● **Short exercise**:
Using the data below, copy every line that contains the word "background".
►
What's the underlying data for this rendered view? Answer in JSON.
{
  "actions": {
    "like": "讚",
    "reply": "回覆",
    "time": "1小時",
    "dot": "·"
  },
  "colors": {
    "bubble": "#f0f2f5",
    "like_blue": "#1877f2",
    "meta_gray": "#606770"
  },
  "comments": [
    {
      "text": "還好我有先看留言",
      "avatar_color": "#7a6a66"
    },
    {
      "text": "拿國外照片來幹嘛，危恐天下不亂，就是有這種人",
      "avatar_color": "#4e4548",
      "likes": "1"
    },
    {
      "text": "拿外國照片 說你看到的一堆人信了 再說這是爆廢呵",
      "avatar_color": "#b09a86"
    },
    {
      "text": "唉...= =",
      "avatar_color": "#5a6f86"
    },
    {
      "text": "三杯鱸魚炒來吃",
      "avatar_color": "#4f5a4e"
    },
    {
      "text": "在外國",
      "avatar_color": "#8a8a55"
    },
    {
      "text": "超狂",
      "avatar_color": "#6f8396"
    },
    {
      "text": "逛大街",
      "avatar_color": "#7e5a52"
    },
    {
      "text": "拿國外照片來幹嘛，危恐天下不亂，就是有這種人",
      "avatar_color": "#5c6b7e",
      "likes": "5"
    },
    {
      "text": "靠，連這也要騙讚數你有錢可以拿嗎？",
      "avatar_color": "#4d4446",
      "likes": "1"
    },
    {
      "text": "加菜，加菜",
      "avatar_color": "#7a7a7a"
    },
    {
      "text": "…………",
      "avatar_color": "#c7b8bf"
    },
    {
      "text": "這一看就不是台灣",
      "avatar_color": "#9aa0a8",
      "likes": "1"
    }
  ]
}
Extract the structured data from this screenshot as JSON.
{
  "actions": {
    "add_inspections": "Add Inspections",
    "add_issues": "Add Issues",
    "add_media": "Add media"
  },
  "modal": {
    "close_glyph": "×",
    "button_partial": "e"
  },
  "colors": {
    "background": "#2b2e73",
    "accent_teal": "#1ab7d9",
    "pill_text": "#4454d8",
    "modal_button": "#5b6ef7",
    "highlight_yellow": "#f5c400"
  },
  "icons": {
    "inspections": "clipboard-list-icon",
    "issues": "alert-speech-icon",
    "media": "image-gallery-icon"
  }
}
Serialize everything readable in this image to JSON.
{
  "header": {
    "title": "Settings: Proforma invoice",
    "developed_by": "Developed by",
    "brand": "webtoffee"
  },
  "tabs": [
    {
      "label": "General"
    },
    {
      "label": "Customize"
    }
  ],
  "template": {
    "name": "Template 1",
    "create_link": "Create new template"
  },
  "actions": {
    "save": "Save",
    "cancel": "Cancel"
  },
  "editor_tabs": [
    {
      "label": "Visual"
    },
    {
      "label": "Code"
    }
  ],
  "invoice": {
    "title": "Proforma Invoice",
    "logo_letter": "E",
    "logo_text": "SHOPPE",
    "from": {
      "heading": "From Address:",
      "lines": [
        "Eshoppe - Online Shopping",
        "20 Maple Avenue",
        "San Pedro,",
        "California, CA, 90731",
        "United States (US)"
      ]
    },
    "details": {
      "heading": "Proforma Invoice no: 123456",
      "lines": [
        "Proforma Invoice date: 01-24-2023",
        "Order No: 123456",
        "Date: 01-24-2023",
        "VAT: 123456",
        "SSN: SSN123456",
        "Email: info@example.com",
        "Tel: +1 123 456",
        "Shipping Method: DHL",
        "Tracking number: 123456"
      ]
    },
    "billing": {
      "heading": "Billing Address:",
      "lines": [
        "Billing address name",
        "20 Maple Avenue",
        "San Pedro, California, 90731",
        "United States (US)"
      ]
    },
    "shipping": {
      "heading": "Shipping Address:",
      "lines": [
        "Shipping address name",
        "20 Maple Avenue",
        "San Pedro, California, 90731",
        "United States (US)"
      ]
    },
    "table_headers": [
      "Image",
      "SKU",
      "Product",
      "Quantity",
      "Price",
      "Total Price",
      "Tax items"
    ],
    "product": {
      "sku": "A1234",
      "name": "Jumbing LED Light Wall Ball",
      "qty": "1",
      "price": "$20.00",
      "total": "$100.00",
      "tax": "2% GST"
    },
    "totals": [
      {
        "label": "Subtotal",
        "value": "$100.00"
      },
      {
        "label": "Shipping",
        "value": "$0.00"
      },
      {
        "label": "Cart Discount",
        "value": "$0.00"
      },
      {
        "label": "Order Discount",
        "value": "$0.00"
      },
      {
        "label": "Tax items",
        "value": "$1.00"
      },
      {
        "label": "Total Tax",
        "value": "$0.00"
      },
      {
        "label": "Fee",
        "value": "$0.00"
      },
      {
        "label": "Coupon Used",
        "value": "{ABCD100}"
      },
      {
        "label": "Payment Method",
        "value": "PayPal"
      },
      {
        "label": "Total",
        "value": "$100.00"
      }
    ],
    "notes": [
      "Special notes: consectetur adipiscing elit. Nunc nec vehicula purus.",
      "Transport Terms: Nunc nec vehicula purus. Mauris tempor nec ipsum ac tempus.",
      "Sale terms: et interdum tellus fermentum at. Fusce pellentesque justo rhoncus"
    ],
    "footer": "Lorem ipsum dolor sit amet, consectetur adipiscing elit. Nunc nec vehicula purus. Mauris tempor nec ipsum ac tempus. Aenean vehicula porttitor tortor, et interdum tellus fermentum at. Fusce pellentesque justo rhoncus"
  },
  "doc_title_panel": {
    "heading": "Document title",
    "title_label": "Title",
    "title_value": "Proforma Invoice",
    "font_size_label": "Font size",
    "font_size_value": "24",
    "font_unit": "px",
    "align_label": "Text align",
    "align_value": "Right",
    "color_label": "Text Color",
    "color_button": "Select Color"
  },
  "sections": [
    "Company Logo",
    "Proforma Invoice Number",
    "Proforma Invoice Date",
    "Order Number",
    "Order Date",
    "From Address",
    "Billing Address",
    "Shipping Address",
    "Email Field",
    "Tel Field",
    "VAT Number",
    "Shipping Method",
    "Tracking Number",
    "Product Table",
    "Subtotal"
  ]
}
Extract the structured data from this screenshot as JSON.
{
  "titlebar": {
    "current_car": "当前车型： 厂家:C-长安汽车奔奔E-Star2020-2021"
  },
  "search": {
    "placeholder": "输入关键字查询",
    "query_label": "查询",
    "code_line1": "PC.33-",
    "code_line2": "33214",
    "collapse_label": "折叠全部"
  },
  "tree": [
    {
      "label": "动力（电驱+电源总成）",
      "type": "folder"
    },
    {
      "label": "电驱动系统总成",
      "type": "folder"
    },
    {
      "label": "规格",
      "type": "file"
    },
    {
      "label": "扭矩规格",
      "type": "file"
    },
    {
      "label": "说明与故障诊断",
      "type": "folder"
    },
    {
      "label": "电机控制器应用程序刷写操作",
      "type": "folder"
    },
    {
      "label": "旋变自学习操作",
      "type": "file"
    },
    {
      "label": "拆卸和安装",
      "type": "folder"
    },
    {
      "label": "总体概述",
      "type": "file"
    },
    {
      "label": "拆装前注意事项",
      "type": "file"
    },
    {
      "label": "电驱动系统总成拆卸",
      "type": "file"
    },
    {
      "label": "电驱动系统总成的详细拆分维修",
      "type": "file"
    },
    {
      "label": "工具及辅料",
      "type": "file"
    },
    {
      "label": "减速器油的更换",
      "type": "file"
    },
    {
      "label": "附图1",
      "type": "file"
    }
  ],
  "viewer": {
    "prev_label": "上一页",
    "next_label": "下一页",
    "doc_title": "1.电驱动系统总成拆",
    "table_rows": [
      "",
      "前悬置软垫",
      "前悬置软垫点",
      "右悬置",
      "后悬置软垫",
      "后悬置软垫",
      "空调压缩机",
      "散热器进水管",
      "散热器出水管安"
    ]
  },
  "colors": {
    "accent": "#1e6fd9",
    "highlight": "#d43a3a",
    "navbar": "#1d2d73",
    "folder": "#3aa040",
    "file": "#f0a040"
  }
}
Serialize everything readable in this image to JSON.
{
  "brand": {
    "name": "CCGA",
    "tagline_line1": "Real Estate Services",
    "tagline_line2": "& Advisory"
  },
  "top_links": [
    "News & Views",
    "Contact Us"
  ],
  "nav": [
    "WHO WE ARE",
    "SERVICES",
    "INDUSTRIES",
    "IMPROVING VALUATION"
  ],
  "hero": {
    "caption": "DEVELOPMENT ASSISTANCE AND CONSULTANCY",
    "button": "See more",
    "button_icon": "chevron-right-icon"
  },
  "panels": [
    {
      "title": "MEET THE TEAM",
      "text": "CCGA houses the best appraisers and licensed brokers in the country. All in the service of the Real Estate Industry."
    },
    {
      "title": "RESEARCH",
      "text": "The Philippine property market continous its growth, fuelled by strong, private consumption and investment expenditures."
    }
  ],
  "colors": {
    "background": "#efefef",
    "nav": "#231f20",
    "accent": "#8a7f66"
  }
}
◄
● **Completed exercise**:
    "background": "#2b2e73",
    "background": "#efefef",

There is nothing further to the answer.